GOAL: Take down each entry exactly as written.

(Saved data entries)
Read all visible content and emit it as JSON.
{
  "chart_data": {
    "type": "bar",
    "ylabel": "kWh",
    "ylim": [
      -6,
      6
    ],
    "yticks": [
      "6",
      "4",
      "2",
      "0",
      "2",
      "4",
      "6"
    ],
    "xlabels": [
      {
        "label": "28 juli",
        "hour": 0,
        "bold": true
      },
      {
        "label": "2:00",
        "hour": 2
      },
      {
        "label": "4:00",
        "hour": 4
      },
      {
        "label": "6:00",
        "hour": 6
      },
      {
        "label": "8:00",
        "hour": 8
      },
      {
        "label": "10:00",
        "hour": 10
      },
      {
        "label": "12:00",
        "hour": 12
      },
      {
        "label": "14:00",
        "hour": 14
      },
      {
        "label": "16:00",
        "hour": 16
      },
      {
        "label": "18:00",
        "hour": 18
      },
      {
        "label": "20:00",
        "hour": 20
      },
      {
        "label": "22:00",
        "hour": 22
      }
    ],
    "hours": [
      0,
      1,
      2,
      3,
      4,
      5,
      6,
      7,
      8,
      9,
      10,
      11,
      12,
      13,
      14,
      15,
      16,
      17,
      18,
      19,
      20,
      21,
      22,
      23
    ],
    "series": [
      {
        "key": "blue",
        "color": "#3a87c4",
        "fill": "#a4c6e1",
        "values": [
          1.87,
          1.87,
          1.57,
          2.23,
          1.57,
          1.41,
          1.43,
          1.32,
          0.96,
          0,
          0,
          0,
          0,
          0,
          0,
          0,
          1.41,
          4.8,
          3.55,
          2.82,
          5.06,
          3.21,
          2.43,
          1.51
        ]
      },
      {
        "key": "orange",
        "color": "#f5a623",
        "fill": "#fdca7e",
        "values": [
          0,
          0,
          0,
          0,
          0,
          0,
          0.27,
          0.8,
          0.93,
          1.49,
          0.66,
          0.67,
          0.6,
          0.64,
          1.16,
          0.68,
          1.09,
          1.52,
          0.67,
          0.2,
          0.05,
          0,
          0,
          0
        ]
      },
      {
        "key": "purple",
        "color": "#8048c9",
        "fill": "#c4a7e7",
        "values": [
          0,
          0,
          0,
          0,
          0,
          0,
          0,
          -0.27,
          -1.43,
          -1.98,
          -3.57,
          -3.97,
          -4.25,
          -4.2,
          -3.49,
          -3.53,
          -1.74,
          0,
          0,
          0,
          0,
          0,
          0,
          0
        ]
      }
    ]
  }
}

RESULT FOR THIS EXERCISE:
Read all visible content and emit it as JSON.
{
  "chart_data": {
    "type": "bar",
    "ylabel": "kWh",
    "ylim": [
      -6,
      6
    ],
    "yticks": [
      "6",
      "4",
      "2",
      "0",
      "2",
      "4",
      "6"
    ],
    "xlabels": [
      {
        "label": "28 juli",
        "hour": 0,
        "bold": true
      },
      {
        "label": "2:00",
        "hour": 2
      },
      {
        "label": "4:00",
        "hour": 4
      },
      {
        "label": "6:00",
        "hour": 6
      },
      {
        "label": "8:00",
        "hour": 8
      },
      {
        "label": "10:00",
        "hour": 10
      },
      {
        "label": "12:00",
        "hour": 12
      },
      {
        "label": "14:00",
        "hour": 14
      },
      {
        "label": "16:00",
        "hour": 16
      },
      {
        "label": "18:00",
        "hour": 18
      },
      {
        "label": "20:00",
        "hour": 20
      },
      {
        "label": "22:00",
        "hour": 22
      }
    ],
    "hours": [
      0,
      1,
      2,
      3,
      4,
      5,
      6,
      7,
      8,
      9,
      10,
      11,
      12,
      13,
      14,
      15,
      16,
      17,
      18,
      19,
      20,
      21,
      22,
      23
    ],
    "series": [
      {
        "key": "blue",
        "color": "#3a87c4",
        "fill": "#a4c6e1",
        "values": [
          1.87,
          1.87,
          1.57,
          2.23,
          1.57,
          1.41,
          1.43,
          1.32,
          0.96,
          0,
          0,
          0,
          0,
          0,
          0,
          0,
          1.41,
          4.8,
          3.55,
          2.82,
          5.06,
          3.21,
          2.43,
          1.51
        ]
      },
      {
        "key": "orange",
        "color": "#f5a623",
        "fill": "#fdca7e",
        "values": [
          0,
          0,
          0,
          0,
          0,
          0,
          0.27,
          0.8,
          0.93,
          1.49,
          0.66,
          0.67,
          0.6,
          0.64,
          1.16,
          0.68,
          1.09,
          1.52,
          0.67,
          0.2,
          0.05,
          0,
          0,
          0
        ]
      },
      {
        "key": "purple",
        "color": "#8048c9",
        "fill": "#c4a7e7",
        "values": [
          0,
          0,
          0,
          0,
          0,
          0,
          0,
          -0.27,
          -1.43,
          -1.98,
          -3.57,
          -3.97,
          -4.25,
          -4.2,
          -3.49,
          -3.53,
          -1.74,
          0,
          0,
          0,
          0,
          0,
          0,
          0
        ]
      }
    ]
  }
}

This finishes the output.